-- START OF Exercise materials --
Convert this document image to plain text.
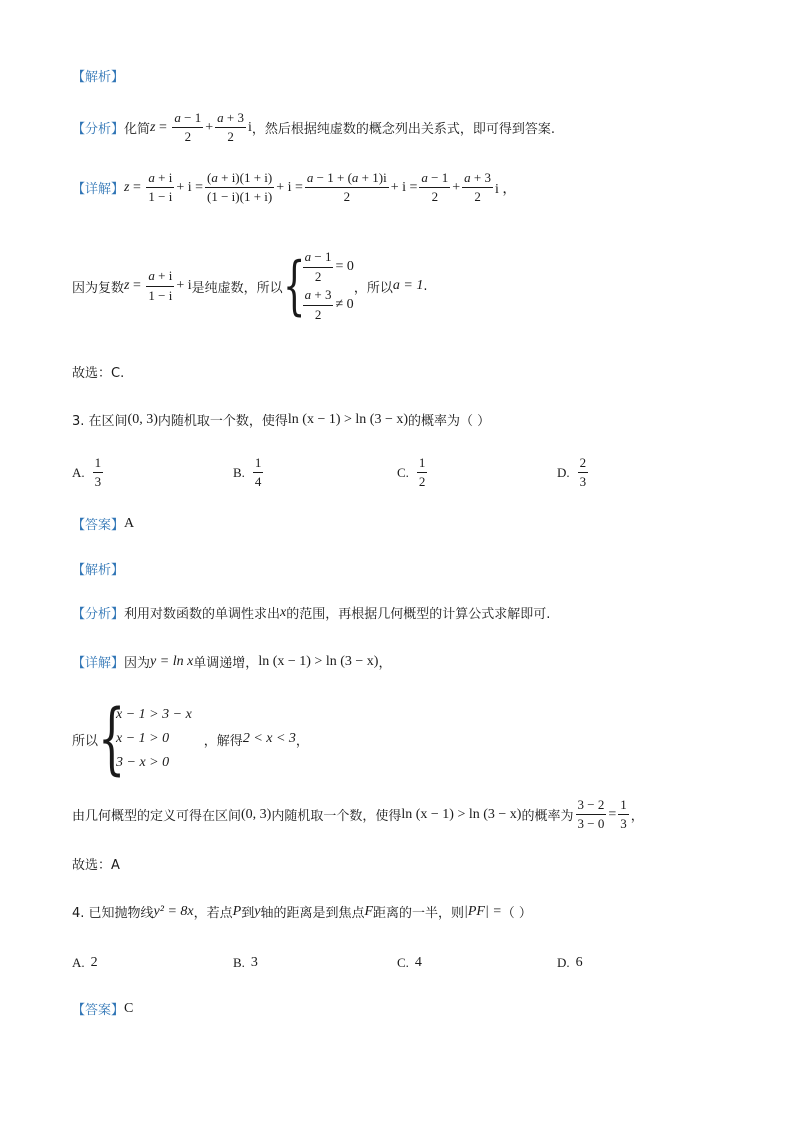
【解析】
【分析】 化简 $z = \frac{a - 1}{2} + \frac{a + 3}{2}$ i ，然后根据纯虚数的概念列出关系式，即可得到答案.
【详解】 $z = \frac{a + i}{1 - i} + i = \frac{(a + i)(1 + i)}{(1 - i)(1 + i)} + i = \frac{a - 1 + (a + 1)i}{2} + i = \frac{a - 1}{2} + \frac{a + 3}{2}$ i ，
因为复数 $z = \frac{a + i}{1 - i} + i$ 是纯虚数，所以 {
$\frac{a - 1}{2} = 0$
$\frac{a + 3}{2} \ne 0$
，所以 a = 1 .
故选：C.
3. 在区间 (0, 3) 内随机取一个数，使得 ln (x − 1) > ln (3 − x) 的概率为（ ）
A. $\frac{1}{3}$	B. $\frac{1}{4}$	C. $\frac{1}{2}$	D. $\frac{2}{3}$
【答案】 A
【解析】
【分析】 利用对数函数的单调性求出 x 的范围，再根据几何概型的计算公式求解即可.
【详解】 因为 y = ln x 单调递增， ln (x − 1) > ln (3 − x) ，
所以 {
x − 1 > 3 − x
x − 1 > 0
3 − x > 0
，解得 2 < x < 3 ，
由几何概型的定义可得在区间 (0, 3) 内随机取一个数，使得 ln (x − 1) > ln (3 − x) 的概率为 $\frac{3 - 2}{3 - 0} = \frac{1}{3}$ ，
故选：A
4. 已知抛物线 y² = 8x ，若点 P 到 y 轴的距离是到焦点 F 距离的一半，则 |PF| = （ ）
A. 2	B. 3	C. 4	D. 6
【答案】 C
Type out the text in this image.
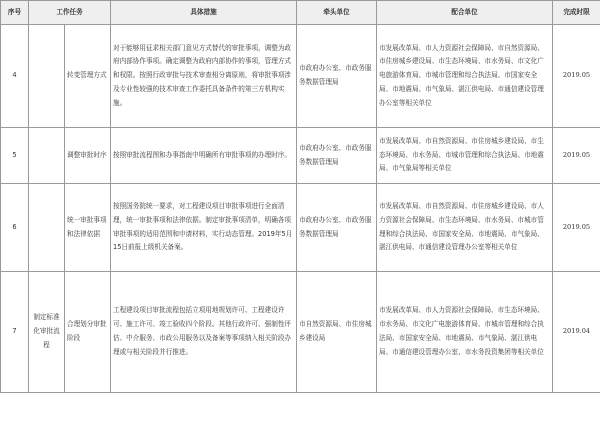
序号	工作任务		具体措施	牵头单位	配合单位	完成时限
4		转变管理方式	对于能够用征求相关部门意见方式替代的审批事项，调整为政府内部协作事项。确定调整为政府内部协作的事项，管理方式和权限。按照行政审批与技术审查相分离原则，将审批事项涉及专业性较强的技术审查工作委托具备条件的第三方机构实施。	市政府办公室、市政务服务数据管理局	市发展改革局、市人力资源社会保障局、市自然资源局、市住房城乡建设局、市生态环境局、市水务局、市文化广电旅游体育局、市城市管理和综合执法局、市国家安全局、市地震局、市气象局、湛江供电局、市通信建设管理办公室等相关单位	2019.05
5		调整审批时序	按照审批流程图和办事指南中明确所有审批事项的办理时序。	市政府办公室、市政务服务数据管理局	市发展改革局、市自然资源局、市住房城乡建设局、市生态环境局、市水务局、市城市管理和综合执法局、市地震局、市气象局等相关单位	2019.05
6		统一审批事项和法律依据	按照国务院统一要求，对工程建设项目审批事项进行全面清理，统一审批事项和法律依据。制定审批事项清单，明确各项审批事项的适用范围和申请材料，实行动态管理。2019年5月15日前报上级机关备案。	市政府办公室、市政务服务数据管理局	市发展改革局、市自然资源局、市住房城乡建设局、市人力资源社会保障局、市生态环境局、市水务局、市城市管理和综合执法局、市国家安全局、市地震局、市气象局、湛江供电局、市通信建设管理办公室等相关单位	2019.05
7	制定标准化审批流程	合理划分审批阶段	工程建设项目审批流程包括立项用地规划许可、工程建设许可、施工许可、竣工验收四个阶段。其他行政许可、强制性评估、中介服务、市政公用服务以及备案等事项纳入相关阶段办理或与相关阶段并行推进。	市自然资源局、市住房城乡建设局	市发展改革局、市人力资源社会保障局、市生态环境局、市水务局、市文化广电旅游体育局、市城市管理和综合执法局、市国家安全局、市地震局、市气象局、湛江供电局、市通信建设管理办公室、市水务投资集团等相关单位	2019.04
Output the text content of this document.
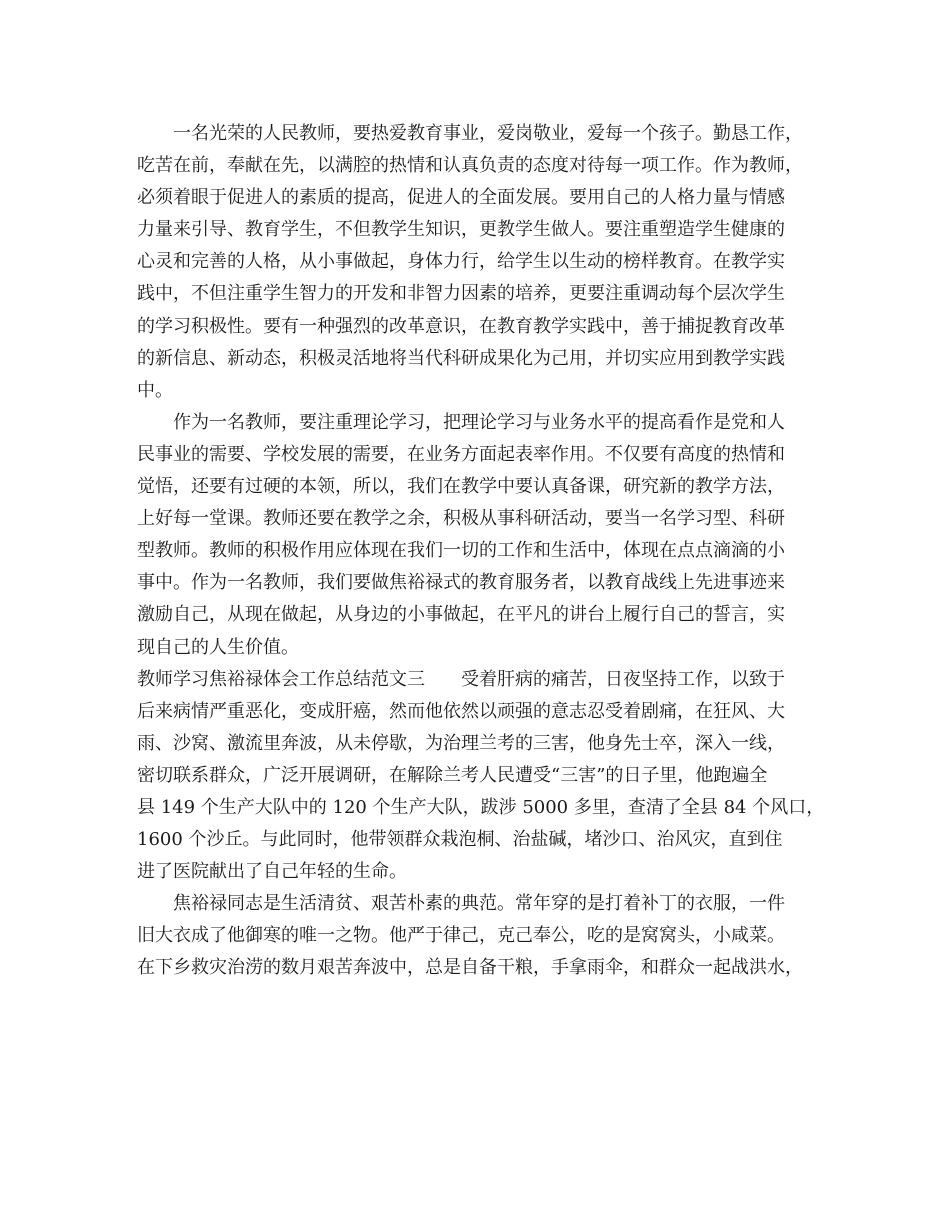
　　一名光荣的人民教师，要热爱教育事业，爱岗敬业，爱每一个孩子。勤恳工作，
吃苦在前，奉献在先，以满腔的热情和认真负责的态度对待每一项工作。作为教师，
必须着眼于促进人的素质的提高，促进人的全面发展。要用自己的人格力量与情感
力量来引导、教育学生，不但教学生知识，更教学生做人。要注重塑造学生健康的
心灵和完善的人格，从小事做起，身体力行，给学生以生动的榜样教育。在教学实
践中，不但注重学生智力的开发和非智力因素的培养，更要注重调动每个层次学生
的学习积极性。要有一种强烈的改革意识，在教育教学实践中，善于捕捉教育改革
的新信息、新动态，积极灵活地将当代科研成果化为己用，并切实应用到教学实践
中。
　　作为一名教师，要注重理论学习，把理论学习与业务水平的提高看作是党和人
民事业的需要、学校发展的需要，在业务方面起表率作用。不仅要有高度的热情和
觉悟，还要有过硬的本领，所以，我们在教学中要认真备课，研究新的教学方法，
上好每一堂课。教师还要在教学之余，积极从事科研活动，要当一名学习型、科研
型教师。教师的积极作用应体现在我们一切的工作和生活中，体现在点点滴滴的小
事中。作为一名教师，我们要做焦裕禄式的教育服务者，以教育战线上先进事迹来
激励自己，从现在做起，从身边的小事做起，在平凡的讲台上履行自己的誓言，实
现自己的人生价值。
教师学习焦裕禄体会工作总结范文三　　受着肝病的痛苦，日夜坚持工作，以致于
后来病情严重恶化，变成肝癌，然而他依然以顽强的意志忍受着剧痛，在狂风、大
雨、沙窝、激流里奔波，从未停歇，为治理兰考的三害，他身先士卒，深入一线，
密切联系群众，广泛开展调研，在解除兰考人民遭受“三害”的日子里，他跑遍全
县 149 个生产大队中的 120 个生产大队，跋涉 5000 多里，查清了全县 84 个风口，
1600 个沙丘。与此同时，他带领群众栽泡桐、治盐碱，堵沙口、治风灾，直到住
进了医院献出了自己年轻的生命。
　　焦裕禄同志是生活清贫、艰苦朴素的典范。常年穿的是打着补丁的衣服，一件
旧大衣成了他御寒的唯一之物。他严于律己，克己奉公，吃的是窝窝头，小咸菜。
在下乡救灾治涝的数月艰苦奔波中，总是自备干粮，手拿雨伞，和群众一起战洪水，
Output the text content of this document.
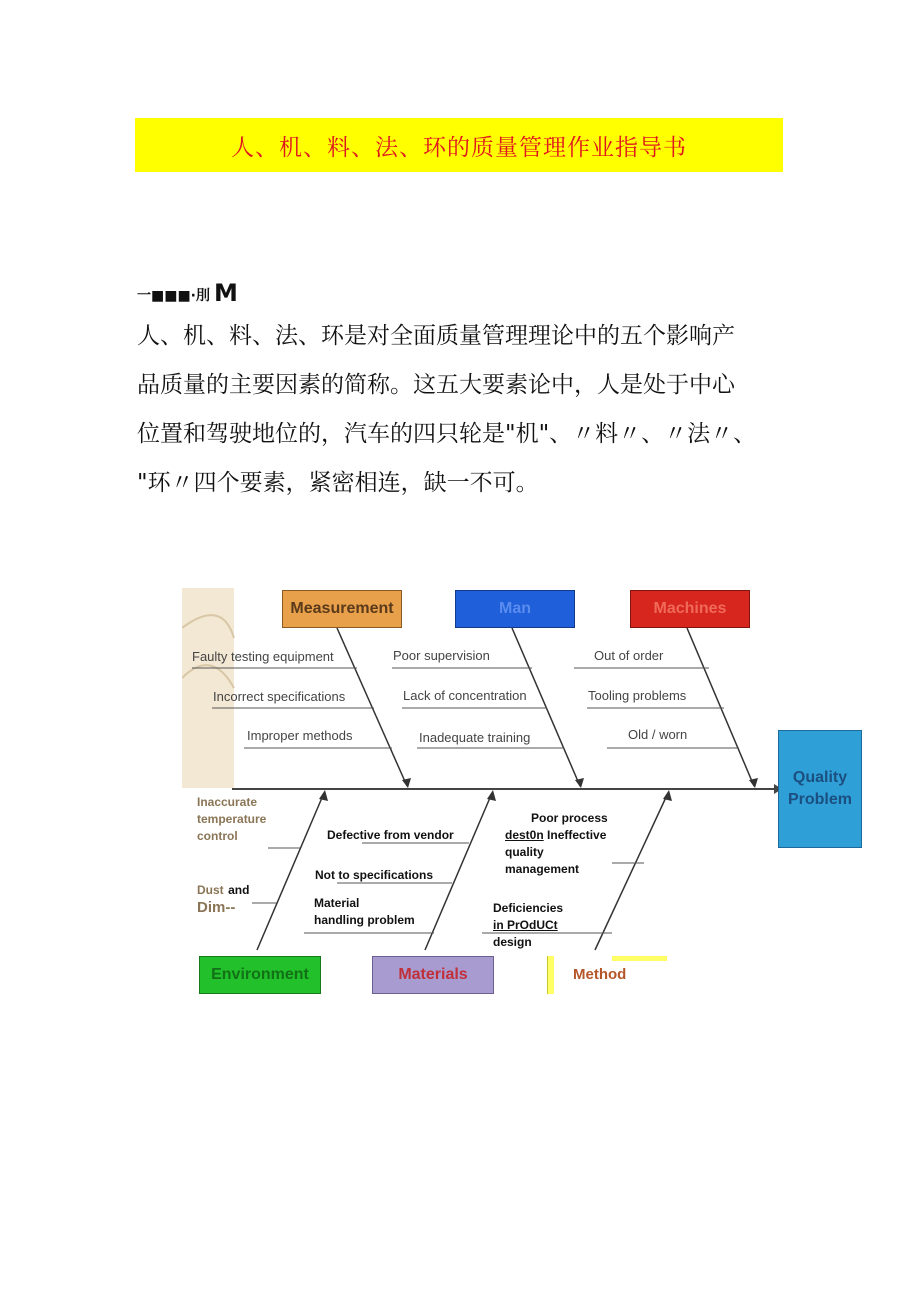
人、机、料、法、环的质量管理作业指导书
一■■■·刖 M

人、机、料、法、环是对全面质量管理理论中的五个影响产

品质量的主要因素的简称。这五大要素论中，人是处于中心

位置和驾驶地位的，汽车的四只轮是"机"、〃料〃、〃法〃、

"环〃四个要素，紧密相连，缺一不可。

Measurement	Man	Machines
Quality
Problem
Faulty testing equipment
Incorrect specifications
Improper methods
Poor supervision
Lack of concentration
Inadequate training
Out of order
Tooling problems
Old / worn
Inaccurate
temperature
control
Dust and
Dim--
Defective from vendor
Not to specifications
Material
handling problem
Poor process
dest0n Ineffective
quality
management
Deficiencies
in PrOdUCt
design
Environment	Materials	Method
-- END OF Exercise materials --
> _Instructions for the task_: Go through the listing above and locate each line that holds the word "市自然资源局". Copy those lines.

> _Response below_:
4		转变管理方式	对于能够用征求相关部门意见方式替代的审批事项，调整为政府内部协作事项。确定调整为政府内部协作的事项，管理方式和权限。按照行政审批与技术审查相分离原则，将审批事项涉及专业性较强的技术审查工作委托具备条件的第三方机构实施。	市政府办公室、市政务服务数据管理局	市发展改革局、市人力资源社会保障局、市自然资源局、市住房城乡建设局、市生态环境局、市水务局、市文化广电旅游体育局、市城市管理和综合执法局、市国家安全局、市地震局、市气象局、湛江供电局、市通信建设管理办公室等相关单位	2019.05
5		调整审批时序	按照审批流程图和办事指南中明确所有审批事项的办理时序。	市政府办公室、市政务服务数据管理局	市发展改革局、市自然资源局、市住房城乡建设局、市生态环境局、市水务局、市城市管理和综合执法局、市地震局、市气象局等相关单位	2019.05
6		统一审批事项和法律依据	按照国务院统一要求，对工程建设项目审批事项进行全面清理，统一审批事项和法律依据。制定审批事项清单，明确各项审批事项的适用范围和申请材料，实行动态管理。2019年5月15日前报上级机关备案。	市政府办公室、市政务服务数据管理局	市发展改革局、市自然资源局、市住房城乡建设局、市人力资源社会保障局、市生态环境局、市水务局、市城市管理和综合执法局、市国家安全局、市地震局、市气象局、湛江供电局、市通信建设管理办公室等相关单位	2019.05
7	制定标准化审批流程	合理划分审批阶段	工程建设项目审批流程包括立项用地规划许可、工程建设许可、施工许可、竣工验收四个阶段。其他行政许可、强制性评估、中介服务、市政公用服务以及备案等事项纳入相关阶段办理或与相关阶段并行推进。	市自然资源局、市住房城乡建设局	市发展改革局、市人力资源社会保障局、市生态环境局、市水务局、市文化广电旅游体育局、市城市管理和综合执法局、市国家安全局、市地震局、市气象局、湛江供电局、市通信建设管理办公室、市水务投资集团等相关单位	2019.04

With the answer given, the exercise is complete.